--- start Record list ---

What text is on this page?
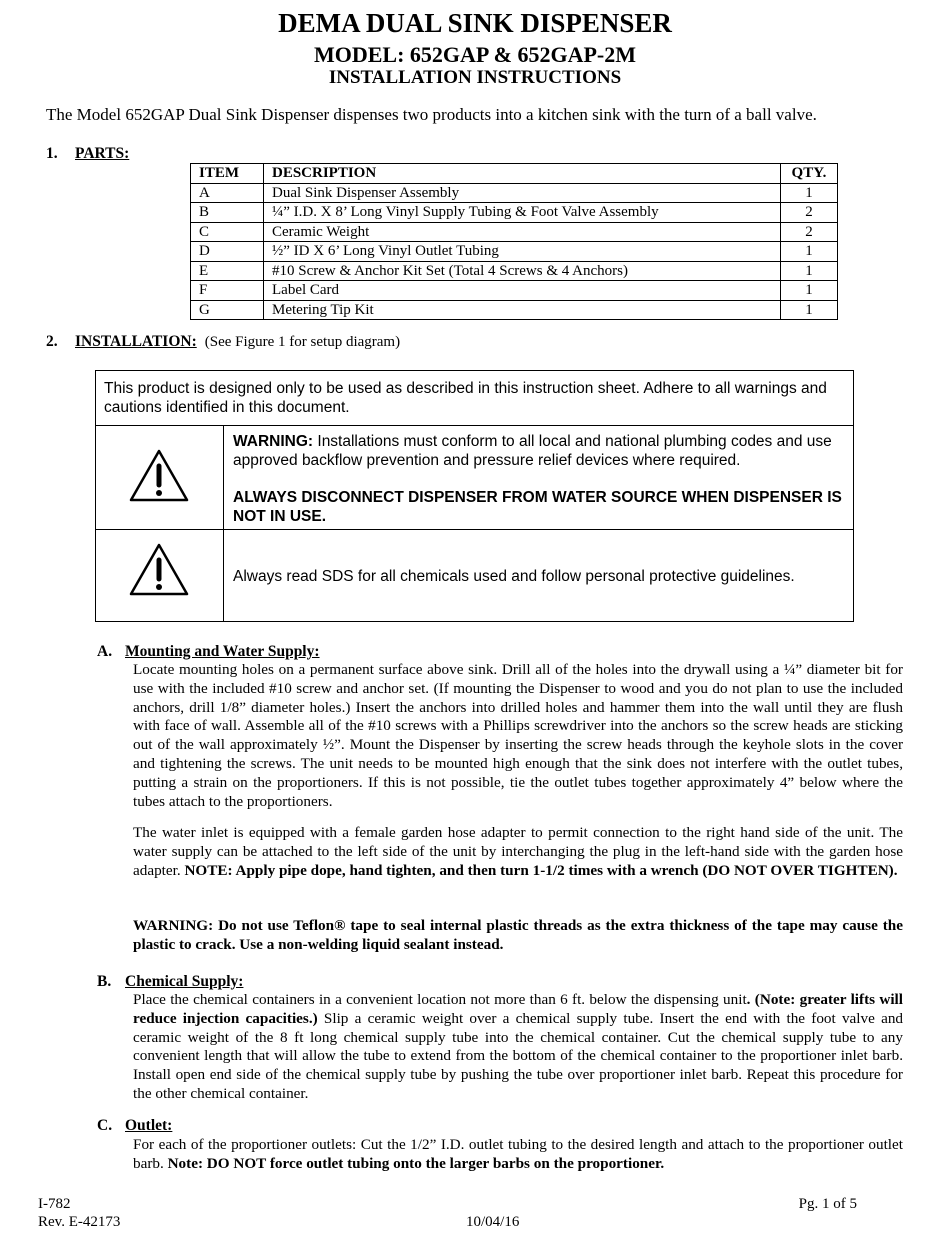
DEMA DUAL SINK DISPENSER
MODEL: 652GAP & 652GAP-2M
INSTALLATION INSTRUCTIONS
The Model 652GAP Dual Sink Dispenser dispenses two products into a kitchen sink with the turn of a ball valve.
1. PARTS:
ITEM	DESCRIPTION	QTY.
A	Dual Sink Dispenser Assembly	1
B	¼” I.D. X 8’ Long Vinyl Supply Tubing & Foot Valve Assembly	2
C	Ceramic Weight	2
D	½” ID X 6’ Long Vinyl Outlet Tubing	1
E	#10 Screw & Anchor Kit Set (Total 4 Screws & 4 Anchors)	1
F	Label Card	1
G	Metering Tip Kit	1
2. INSTALLATION: (See Figure 1 for setup diagram)
This product is designed only to be used as described in this instruction sheet. Adhere to all warnings and cautions identified in this document.
WARNING: Installations must conform to all local and national plumbing codes and use approved backflow prevention and pressure relief devices where required.
ALWAYS DISCONNECT DISPENSER FROM WATER SOURCE WHEN DISPENSER IS NOT IN USE.
Always read SDS for all chemicals used and follow personal protective guidelines.
A. Mounting and Water Supply:
Locate mounting holes on a permanent surface above sink. Drill all of the holes into the drywall using a ¼” diameter bit for use with the included #10 screw and anchor set. (If mounting the Dispenser to wood and you do not plan to use the included anchors, drill 1/8” diameter holes.) Insert the anchors into drilled holes and hammer them into the wall until they are flush with face of wall. Assemble all of the #10 screws with a Phillips screwdriver into the anchors so the screw heads are sticking out of the wall approximately ½”. Mount the Dispenser by inserting the screw heads through the keyhole slots in the cover and tightening the screws. The unit needs to be mounted high enough that the sink does not interfere with the outlet tubes, putting a strain on the proportioners. If this is not possible, tie the outlet tubes together approximately 4” below where the tubes attach to the proportioners.
The water inlet is equipped with a female garden hose adapter to permit connection to the right hand side of the unit. The water supply can be attached to the left side of the unit by interchanging the plug in the left-hand side with the garden hose adapter. NOTE: Apply pipe dope, hand tighten, and then turn 1-1/2 times with a wrench (DO NOT OVER TIGHTEN).
WARNING: Do not use Teflon® tape to seal internal plastic threads as the extra thickness of the tape may cause the plastic to crack. Use a non-welding liquid sealant instead.
B. Chemical Supply:
Place the chemical containers in a convenient location not more than 6 ft. below the dispensing unit. (Note: greater lifts will reduce injection capacities.) Slip a ceramic weight over a chemical supply tube. Insert the end with the foot valve and ceramic weight of the 8 ft long chemical supply tube into the chemical container. Cut the chemical supply tube to any convenient length that will allow the tube to extend from the bottom of the chemical container to the proportioner inlet barb. Install open end side of the chemical supply tube by pushing the tube over proportioner inlet barb. Repeat this procedure for the other chemical container.
C. Outlet:
For each of the proportioner outlets: Cut the 1/2” I.D. outlet tubing to the desired length and attach to the proportioner outlet barb. Note: DO NOT force outlet tubing onto the larger barbs on the proportioner.
I-782
Rev. E-42173	10/04/16
Pg. 1 of 5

--- end Record list ---

Count how many lines of the data include the word "used". Your reply should be that number alone.

2